• _Set problem_
Check each line below for the word "Дарвина", and copy those that have it.

Collected data:

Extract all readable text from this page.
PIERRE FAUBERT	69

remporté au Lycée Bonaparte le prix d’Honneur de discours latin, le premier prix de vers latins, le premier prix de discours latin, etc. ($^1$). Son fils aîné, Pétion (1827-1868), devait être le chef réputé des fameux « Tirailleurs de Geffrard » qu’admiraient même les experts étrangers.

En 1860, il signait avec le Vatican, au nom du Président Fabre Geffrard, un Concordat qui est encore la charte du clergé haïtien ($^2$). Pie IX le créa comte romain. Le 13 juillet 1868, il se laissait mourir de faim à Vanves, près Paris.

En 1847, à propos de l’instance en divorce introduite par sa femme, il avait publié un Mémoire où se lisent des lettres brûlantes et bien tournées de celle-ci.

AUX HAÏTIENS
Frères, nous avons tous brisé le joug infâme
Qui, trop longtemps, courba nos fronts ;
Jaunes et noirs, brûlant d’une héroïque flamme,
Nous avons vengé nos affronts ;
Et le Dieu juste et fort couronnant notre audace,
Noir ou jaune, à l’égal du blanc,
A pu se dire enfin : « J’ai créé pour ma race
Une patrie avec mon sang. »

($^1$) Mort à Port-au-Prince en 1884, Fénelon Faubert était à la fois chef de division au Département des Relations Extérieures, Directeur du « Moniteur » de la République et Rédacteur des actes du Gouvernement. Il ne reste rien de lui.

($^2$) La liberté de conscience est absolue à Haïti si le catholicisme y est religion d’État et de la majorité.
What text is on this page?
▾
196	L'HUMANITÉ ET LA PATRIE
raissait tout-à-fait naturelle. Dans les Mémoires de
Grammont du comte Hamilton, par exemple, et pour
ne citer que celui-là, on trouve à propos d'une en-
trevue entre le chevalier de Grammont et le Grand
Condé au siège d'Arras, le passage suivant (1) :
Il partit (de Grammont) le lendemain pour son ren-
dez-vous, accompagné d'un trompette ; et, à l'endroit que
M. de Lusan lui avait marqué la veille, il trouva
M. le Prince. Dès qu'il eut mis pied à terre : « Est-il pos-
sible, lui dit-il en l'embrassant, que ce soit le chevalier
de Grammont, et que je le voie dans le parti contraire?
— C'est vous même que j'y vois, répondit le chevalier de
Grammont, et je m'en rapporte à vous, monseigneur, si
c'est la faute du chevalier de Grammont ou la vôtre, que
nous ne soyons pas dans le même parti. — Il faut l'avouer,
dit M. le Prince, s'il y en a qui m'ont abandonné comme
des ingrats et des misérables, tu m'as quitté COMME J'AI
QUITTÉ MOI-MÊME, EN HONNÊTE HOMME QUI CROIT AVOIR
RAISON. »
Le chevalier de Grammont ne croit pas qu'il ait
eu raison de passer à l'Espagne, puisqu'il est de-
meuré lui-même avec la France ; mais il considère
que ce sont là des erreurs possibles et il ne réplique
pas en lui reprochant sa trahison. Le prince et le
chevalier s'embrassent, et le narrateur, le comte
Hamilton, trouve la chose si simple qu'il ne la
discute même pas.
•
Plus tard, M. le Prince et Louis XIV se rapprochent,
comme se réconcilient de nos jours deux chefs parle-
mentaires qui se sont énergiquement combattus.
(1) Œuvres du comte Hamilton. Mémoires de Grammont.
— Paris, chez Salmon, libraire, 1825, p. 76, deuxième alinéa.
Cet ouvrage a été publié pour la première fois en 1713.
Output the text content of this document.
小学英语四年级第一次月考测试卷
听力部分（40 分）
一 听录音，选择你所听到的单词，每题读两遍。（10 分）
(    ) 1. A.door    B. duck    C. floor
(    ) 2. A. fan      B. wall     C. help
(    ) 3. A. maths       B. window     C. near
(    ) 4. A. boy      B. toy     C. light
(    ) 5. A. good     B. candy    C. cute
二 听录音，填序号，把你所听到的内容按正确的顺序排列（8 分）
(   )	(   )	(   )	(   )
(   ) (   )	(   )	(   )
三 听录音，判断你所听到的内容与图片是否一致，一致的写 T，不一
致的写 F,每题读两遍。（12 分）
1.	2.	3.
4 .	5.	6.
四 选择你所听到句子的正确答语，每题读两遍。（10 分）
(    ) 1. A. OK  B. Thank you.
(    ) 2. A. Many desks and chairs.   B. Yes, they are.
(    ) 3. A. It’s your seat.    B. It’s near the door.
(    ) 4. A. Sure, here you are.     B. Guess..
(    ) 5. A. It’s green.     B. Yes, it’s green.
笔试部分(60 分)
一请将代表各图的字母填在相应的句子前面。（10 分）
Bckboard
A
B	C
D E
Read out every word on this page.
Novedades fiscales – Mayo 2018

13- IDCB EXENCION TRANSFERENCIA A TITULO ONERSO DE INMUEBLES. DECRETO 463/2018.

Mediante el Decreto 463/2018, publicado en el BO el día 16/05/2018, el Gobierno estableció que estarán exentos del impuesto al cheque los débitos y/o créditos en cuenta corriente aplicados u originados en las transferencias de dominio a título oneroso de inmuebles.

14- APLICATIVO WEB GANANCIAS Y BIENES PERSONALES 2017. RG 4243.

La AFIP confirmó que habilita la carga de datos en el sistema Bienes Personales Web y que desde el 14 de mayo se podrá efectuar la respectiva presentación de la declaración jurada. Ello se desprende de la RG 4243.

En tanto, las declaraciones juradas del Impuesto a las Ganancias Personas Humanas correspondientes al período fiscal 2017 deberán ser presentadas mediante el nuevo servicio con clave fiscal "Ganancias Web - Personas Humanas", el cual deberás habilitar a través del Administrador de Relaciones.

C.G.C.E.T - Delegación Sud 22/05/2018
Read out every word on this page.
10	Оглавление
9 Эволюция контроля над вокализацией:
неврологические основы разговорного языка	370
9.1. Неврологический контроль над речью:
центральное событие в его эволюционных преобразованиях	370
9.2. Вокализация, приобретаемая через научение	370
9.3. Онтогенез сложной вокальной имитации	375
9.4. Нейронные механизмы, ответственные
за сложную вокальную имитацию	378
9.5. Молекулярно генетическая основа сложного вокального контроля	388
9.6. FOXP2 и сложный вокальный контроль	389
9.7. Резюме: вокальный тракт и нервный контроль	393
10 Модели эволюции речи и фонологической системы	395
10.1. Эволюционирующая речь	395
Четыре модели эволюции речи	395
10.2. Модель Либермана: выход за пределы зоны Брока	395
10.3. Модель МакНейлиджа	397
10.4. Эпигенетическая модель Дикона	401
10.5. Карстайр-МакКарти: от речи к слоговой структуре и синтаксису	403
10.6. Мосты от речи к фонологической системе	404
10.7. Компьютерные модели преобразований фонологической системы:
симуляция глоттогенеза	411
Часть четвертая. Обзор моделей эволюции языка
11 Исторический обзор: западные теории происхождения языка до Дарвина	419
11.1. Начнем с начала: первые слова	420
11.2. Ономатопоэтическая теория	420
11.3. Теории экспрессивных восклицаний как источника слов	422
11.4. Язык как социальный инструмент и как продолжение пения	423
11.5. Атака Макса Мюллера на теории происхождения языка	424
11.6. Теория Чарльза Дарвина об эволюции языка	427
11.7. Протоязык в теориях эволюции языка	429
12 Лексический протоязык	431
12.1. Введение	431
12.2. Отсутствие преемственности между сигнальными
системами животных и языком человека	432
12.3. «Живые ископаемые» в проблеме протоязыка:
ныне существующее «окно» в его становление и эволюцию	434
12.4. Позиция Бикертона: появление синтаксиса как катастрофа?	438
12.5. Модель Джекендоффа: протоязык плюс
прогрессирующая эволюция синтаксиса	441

• _Solution for this exercise_
11 Исторический обзор: западные теории происхождения языка до Дарвина	419
11.6. Теория Чарльза Дарвина об эволюции языка	427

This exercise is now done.